### Exercise aim
Each line below either holds the string "tears" or doesn't. Count those that do and give only the number.

+++++

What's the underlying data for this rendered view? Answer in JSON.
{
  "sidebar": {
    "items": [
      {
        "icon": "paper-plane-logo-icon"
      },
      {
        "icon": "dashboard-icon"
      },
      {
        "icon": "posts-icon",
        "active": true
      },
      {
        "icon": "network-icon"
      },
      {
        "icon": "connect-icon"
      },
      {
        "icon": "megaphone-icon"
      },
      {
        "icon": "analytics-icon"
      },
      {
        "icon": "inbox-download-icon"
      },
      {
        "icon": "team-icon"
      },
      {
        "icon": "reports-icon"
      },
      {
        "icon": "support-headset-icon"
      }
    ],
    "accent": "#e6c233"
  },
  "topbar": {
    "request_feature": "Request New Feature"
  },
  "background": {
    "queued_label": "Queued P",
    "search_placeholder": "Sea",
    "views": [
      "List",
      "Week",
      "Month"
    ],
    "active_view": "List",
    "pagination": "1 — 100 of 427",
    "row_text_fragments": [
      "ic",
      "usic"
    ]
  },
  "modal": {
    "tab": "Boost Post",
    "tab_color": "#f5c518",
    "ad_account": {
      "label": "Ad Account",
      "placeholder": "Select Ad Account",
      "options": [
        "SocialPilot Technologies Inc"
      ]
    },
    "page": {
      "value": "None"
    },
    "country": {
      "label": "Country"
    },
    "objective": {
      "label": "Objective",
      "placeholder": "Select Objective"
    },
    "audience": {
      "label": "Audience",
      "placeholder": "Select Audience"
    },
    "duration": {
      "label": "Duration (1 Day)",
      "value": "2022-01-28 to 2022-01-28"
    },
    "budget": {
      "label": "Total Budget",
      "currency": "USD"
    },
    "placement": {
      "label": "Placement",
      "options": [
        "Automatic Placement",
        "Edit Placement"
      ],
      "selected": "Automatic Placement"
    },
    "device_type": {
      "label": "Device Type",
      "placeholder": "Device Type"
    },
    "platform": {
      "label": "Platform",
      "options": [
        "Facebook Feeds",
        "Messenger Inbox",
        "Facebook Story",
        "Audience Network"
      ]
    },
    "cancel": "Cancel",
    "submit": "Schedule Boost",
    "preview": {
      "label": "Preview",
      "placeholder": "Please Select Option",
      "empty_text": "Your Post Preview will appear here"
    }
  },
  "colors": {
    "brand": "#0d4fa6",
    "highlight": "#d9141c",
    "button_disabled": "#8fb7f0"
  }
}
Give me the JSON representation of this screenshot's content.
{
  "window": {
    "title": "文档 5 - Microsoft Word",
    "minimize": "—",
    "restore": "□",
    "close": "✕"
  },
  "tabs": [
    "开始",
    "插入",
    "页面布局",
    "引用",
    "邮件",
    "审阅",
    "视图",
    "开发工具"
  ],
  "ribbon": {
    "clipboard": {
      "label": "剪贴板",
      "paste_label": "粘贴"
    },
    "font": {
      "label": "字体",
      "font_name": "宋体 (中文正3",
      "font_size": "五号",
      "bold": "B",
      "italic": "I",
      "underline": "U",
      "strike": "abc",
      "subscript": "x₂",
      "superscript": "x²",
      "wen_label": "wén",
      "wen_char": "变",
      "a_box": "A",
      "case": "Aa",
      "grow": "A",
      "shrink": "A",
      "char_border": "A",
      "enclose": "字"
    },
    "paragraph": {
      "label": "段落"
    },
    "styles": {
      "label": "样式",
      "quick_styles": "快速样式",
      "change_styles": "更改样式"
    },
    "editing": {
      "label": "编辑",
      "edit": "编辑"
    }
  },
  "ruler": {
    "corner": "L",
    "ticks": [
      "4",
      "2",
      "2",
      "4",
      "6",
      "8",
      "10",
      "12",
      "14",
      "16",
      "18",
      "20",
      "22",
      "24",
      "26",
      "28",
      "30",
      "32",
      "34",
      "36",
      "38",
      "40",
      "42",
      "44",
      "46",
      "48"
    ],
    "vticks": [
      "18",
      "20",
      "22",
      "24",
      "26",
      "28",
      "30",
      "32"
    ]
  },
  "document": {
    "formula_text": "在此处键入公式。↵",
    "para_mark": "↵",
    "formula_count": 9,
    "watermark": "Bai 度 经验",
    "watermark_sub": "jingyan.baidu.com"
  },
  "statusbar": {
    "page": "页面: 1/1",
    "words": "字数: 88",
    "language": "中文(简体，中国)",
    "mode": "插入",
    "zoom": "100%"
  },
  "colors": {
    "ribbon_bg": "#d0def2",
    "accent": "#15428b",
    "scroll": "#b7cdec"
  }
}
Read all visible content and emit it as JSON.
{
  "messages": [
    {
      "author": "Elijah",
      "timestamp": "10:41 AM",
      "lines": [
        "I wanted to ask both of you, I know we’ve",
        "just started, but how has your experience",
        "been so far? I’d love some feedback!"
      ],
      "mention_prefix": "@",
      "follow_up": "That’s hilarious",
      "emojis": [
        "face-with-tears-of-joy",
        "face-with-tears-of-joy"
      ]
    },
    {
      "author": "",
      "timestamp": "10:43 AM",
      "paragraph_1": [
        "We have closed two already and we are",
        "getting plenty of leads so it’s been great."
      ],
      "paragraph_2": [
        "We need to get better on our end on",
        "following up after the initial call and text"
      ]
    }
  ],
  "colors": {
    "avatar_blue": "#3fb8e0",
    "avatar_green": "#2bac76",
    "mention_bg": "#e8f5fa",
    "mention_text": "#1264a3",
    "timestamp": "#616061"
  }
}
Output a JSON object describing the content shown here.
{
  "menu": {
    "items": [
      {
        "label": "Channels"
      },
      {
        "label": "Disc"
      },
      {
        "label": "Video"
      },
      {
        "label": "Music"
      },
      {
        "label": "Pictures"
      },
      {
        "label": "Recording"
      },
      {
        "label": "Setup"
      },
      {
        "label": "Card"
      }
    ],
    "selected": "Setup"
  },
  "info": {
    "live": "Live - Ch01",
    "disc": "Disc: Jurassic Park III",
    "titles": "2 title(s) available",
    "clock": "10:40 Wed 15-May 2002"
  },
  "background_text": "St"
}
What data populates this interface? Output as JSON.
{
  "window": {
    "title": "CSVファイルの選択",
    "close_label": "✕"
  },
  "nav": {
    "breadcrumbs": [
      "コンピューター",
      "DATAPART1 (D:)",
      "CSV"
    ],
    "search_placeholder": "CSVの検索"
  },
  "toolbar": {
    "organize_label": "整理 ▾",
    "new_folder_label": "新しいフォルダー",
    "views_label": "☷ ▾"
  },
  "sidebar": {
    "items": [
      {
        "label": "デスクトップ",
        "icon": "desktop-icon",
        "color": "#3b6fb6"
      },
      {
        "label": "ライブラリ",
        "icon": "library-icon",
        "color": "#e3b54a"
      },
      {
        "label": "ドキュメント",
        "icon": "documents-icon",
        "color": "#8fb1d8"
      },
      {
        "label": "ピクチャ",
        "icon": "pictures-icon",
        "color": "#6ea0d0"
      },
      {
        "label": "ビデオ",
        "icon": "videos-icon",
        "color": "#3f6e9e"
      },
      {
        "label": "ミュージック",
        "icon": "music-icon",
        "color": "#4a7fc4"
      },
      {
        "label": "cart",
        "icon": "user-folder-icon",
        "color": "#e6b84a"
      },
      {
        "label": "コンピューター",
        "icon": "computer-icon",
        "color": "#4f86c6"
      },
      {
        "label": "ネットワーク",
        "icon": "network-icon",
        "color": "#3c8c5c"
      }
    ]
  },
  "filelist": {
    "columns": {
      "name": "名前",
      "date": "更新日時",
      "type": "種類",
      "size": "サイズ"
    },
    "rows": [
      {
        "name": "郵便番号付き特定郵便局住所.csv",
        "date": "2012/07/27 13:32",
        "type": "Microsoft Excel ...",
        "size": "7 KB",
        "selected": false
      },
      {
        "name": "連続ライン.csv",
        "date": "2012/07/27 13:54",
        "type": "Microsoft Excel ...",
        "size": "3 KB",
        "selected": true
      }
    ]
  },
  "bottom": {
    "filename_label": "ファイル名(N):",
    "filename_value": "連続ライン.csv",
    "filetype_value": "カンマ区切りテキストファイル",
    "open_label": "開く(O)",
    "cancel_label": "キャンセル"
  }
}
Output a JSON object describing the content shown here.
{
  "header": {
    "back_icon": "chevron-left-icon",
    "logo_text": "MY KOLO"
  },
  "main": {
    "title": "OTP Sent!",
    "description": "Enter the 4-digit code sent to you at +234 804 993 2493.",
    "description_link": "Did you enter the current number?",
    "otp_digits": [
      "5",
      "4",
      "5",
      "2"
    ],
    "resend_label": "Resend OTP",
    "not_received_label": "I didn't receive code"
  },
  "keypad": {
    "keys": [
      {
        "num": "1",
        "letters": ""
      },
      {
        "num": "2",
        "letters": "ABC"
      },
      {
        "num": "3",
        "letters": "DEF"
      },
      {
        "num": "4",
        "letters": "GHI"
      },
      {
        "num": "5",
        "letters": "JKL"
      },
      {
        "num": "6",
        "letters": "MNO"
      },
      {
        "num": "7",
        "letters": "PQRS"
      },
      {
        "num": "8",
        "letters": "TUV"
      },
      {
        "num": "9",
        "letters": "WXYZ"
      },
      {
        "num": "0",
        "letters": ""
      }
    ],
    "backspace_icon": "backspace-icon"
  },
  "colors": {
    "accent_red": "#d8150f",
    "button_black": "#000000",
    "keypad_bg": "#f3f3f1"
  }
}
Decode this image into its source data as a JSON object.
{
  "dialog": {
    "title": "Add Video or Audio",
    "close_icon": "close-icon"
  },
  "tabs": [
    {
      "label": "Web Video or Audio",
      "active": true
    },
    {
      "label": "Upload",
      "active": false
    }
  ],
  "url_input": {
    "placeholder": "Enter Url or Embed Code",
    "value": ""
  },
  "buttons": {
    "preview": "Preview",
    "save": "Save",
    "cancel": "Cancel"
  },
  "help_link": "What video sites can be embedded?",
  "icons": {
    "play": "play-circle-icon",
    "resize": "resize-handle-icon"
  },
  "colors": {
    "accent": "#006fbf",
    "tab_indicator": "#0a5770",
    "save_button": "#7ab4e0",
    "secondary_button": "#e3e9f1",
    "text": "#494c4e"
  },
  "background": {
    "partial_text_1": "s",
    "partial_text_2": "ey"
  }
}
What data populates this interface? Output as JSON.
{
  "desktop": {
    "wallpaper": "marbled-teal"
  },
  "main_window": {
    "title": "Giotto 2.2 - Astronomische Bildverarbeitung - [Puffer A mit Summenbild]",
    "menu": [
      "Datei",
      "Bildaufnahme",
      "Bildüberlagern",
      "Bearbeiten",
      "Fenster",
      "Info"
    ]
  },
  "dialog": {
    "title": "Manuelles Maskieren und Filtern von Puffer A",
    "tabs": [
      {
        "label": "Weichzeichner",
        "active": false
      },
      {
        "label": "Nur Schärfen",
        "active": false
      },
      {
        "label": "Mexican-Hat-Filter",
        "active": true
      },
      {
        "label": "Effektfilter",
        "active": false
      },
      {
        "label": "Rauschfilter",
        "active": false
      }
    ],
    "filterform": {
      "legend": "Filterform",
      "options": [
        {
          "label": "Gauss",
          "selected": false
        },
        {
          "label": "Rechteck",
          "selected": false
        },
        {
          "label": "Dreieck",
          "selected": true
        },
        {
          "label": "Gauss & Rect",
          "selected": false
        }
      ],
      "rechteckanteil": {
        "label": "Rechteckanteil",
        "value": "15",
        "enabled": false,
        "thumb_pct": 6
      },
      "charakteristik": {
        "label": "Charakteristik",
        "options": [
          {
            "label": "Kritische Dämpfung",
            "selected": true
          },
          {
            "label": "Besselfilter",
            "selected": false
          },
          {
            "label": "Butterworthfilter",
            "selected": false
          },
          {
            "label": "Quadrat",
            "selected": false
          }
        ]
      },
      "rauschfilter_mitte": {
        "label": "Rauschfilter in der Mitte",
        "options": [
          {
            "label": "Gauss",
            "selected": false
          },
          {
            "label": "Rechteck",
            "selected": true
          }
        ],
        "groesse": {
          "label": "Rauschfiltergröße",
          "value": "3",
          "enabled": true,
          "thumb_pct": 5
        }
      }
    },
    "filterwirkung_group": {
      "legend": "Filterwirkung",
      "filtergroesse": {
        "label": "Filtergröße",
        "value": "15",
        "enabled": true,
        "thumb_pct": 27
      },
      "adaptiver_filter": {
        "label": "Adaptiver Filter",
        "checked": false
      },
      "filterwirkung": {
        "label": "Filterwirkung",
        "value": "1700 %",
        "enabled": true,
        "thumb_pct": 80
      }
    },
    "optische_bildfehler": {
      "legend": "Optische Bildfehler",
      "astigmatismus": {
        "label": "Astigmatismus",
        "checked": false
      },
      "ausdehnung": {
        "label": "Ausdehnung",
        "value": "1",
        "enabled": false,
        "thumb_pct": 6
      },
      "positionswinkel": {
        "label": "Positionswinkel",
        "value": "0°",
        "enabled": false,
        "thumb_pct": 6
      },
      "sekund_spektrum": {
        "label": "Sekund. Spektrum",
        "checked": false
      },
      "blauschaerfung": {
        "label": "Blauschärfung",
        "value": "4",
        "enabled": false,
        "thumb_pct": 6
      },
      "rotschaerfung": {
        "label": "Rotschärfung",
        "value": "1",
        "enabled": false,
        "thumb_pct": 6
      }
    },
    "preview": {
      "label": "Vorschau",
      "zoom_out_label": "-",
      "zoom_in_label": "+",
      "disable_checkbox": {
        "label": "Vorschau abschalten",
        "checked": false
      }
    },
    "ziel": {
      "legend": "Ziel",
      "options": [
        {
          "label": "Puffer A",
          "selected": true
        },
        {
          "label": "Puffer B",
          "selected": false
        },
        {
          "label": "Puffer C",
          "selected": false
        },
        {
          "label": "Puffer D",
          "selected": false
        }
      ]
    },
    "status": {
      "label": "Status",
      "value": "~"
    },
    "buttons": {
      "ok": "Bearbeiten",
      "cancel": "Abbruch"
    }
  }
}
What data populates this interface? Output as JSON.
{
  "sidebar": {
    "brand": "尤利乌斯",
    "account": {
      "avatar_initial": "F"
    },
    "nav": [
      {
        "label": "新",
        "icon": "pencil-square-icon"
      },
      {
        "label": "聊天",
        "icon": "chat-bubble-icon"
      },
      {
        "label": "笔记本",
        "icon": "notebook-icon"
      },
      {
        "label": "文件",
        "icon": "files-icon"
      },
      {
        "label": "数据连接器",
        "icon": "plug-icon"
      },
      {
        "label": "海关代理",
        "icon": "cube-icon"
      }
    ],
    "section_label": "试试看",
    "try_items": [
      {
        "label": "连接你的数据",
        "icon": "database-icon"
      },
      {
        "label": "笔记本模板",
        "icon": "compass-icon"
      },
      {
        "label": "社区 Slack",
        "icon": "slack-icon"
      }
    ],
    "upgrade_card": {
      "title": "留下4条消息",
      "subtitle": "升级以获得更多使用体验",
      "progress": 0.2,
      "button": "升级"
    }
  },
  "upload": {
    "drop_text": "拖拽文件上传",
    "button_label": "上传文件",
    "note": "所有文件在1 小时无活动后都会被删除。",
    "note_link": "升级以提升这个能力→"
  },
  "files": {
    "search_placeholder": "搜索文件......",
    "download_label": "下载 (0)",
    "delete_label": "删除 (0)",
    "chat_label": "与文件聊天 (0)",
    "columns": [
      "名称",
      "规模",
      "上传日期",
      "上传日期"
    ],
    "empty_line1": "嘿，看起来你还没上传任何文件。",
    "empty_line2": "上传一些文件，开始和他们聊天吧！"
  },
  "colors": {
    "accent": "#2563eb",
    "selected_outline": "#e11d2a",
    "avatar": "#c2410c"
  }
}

+++++

### Output for this task
2